> Directions for this task: Scan the material below for the string "Opened", and copy every line where it shows up.

> Items from a dataset:
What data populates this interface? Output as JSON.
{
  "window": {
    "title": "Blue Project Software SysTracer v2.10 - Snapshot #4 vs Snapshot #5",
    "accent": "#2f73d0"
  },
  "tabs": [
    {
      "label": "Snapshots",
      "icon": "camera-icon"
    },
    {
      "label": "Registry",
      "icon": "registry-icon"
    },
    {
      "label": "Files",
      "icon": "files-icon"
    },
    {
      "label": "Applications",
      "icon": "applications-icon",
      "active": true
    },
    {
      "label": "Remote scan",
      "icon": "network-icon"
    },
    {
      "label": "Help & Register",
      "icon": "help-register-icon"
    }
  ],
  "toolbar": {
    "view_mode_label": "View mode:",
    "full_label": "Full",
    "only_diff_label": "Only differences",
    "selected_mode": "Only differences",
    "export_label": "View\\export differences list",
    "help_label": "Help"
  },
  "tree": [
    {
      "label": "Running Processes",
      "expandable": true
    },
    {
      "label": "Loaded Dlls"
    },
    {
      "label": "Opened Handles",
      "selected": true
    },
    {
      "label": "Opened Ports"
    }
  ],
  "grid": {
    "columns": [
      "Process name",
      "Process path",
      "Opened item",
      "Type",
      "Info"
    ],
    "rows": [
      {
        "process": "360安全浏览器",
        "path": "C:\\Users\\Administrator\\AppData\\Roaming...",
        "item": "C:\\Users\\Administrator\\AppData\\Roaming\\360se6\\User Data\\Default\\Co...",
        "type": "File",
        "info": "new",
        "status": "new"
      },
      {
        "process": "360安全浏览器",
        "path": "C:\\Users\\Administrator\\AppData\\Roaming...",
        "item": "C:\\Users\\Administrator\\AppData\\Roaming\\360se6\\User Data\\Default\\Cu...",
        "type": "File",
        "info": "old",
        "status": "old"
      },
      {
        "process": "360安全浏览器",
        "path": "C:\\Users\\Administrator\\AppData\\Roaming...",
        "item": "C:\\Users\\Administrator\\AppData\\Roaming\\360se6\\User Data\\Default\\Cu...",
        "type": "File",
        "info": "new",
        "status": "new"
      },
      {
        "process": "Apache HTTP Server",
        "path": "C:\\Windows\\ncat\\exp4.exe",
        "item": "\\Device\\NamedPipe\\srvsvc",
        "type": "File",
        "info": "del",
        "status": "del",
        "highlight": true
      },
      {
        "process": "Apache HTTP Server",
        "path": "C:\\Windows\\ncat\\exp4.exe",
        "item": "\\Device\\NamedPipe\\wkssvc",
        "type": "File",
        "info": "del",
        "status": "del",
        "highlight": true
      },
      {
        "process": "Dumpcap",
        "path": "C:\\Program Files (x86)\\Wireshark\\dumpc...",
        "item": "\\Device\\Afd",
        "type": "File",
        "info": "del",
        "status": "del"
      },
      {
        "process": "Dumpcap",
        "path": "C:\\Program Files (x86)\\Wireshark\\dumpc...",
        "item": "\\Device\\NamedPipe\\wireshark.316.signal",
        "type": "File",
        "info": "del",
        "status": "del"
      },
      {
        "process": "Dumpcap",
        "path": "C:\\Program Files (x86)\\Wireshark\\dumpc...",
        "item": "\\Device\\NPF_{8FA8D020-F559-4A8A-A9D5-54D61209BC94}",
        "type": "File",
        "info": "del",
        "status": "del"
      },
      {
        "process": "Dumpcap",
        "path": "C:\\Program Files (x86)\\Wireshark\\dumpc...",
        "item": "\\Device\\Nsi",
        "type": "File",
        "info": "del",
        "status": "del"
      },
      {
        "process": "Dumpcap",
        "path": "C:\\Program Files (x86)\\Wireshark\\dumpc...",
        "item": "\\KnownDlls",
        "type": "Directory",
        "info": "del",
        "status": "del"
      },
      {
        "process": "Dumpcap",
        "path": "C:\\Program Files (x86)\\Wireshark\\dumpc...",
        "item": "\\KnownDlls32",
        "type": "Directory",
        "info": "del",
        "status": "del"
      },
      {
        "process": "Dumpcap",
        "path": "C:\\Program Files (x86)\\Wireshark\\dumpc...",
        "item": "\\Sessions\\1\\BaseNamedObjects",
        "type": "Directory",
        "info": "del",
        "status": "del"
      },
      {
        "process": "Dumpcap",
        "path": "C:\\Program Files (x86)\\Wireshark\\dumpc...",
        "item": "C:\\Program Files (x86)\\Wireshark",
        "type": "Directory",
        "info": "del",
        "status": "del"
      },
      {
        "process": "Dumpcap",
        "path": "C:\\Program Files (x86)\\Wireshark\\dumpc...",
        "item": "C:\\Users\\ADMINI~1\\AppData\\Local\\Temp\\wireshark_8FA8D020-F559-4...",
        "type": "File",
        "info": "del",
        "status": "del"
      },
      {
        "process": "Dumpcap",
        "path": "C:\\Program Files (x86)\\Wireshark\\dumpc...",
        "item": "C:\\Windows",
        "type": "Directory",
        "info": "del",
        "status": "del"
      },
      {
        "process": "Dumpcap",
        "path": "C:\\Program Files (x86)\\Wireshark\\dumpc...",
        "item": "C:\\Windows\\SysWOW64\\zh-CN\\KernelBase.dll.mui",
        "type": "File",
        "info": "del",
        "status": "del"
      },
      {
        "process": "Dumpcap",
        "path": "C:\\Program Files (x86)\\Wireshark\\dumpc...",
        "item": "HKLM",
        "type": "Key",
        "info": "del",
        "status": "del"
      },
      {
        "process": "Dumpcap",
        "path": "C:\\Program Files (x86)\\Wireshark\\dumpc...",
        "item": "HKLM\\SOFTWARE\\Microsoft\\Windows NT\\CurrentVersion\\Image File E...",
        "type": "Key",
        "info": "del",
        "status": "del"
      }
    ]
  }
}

> Correct response:
      "label": "Opened Handles",
      "label": "Opened Ports"
      "Opened item",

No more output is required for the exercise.